▸ **SHORT EXERCISE**
Lines that contain the string "JSON" are to be copied; leave out all others.

▸ **DATA SHOWN**
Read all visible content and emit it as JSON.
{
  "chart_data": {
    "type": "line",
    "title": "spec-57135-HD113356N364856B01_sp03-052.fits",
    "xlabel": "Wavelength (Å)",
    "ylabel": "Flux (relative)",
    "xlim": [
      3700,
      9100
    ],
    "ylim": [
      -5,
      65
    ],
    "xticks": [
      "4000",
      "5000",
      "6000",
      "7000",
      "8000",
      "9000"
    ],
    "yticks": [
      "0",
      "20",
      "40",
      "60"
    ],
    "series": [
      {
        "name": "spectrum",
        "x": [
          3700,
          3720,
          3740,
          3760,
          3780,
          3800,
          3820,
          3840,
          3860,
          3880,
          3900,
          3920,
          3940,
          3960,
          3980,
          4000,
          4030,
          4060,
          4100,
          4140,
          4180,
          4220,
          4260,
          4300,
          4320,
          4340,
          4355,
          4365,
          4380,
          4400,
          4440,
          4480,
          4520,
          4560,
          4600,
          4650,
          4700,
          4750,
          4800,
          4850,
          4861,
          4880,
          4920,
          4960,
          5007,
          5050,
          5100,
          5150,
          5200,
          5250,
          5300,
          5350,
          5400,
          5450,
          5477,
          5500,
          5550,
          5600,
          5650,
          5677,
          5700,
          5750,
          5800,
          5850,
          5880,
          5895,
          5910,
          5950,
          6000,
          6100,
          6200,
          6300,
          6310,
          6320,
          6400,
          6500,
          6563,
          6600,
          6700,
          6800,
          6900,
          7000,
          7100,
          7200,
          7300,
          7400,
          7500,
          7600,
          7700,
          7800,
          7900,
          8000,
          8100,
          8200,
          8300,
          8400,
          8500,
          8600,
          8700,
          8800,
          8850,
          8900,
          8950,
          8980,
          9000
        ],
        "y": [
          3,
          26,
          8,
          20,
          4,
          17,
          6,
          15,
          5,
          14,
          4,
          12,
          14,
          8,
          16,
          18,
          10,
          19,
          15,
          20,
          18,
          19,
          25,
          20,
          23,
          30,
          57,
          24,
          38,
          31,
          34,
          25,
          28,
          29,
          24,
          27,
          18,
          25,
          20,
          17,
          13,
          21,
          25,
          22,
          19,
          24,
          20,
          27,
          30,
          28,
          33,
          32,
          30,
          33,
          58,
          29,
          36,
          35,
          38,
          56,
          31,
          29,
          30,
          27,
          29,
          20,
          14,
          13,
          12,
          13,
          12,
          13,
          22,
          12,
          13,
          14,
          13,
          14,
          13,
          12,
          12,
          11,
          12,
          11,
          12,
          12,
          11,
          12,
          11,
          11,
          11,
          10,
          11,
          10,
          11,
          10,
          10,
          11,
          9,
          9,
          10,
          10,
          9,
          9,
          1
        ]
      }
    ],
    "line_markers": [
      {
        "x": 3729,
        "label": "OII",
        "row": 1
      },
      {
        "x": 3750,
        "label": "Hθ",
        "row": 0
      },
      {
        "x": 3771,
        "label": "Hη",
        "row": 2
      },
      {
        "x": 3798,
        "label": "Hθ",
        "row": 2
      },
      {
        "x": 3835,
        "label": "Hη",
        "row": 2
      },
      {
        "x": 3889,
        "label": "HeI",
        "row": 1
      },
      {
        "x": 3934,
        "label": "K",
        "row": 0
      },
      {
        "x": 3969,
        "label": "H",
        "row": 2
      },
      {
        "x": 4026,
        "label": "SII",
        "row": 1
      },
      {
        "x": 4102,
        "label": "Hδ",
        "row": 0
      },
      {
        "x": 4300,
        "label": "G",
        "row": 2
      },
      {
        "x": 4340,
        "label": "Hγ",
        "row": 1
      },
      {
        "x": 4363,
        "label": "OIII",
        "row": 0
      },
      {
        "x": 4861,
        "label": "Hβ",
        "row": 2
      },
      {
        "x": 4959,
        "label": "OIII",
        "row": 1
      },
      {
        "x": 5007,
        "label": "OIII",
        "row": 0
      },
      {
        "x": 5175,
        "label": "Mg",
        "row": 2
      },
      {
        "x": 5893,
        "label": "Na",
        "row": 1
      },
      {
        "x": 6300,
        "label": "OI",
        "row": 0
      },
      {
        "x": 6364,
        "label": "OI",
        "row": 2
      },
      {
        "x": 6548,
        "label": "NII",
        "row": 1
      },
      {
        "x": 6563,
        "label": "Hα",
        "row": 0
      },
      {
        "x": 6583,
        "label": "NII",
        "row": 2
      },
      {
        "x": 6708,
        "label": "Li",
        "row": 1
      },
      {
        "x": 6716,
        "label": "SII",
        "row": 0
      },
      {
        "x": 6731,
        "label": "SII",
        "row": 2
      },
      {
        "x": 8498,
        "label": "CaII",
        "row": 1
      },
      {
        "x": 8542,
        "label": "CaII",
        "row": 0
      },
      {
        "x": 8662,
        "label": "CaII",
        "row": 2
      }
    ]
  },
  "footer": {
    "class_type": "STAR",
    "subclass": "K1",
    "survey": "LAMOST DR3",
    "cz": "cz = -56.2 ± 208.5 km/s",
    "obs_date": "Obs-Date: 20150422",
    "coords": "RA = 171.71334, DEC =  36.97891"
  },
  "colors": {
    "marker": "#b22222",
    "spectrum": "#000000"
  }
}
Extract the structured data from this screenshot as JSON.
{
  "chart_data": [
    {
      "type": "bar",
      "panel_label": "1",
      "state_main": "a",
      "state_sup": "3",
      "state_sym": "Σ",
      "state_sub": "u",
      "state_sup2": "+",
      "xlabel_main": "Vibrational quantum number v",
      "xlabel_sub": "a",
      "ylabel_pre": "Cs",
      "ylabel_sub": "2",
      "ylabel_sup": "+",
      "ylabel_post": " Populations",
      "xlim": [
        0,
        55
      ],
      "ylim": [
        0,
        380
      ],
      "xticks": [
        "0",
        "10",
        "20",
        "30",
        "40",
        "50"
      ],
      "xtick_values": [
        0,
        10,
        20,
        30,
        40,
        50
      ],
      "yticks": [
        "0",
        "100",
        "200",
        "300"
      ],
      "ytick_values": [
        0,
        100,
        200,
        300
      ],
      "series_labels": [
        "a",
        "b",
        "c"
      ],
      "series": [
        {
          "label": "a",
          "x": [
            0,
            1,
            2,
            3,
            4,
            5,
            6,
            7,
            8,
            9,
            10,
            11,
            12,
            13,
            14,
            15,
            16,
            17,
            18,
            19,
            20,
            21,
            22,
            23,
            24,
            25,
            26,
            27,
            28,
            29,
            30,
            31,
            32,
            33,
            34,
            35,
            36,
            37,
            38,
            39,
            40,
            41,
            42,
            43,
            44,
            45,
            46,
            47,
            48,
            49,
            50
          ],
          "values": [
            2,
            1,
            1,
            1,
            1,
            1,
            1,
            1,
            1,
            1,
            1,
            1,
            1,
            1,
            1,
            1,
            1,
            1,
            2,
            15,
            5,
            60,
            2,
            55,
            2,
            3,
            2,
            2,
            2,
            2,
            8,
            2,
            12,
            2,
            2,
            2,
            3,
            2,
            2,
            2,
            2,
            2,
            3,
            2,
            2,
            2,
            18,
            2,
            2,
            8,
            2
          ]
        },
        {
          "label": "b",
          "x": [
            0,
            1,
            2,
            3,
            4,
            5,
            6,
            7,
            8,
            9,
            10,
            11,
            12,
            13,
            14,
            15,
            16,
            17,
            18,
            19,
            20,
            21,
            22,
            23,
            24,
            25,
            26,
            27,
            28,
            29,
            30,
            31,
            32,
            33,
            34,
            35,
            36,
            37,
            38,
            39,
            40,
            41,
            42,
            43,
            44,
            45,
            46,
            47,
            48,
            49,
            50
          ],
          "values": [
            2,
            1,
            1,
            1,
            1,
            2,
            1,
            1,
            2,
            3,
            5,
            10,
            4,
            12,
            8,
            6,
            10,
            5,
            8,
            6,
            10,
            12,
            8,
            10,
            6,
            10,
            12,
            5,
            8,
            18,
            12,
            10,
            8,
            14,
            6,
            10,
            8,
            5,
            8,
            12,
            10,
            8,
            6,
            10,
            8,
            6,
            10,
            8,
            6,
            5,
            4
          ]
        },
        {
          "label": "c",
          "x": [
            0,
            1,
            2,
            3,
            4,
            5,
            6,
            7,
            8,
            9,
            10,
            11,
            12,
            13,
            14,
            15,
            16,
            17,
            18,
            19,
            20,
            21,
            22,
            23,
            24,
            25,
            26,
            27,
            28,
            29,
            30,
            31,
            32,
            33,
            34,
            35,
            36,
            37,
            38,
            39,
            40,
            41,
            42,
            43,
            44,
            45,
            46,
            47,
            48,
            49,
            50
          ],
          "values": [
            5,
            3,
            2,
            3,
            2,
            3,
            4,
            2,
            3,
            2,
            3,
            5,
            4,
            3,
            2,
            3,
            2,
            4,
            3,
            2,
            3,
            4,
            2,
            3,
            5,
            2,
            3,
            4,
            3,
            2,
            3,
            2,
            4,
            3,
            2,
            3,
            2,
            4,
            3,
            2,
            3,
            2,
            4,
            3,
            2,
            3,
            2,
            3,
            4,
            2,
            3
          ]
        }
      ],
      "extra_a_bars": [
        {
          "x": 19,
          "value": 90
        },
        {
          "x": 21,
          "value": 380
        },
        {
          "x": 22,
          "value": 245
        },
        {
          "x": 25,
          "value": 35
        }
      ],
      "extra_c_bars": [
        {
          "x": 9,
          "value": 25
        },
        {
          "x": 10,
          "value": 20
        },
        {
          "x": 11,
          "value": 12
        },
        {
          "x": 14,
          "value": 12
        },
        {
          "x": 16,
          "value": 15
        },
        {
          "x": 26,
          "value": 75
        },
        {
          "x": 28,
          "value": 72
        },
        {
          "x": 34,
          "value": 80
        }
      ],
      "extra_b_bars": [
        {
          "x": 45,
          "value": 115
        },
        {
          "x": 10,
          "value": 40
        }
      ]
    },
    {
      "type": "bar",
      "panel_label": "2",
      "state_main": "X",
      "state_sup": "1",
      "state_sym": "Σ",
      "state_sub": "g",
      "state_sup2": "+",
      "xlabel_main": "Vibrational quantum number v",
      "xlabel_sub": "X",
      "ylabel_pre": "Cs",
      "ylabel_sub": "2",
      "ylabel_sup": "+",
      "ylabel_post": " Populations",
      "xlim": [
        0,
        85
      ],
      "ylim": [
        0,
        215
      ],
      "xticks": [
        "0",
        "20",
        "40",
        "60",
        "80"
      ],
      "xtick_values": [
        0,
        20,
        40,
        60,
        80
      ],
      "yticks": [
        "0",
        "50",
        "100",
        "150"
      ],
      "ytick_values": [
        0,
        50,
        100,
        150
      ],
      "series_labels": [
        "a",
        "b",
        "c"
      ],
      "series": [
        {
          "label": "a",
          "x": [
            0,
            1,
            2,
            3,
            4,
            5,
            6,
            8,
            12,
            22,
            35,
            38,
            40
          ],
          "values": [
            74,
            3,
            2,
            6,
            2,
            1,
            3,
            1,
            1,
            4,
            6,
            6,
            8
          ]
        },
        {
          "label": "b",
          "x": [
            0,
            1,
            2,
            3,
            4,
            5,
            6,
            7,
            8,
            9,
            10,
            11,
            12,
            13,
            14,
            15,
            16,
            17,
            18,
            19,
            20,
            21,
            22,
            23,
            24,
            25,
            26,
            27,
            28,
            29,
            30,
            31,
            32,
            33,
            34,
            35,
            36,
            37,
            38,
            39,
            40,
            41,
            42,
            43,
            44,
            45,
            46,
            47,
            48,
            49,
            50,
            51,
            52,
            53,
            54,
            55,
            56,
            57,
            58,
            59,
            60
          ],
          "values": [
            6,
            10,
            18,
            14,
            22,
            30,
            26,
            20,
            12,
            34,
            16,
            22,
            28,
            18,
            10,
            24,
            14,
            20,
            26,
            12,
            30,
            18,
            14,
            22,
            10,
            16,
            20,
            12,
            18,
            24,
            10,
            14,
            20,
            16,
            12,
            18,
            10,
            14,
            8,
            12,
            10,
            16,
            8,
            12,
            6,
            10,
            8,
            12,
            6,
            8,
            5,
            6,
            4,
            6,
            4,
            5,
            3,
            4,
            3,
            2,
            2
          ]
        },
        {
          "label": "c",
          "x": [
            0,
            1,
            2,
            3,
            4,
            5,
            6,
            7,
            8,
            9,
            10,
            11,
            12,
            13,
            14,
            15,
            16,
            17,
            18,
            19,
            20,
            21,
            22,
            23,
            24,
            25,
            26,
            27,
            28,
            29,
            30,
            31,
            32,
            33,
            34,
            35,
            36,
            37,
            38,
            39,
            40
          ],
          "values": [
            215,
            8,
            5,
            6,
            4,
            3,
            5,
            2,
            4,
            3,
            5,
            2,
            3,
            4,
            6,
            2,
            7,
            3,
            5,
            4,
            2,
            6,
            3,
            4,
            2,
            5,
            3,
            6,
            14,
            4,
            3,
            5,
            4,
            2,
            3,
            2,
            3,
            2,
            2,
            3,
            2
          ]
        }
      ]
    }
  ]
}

▸ **EXERCISE ANSWER**
Read all visible content and emit it as JSON.
Extract the structured data from this screenshot as JSON.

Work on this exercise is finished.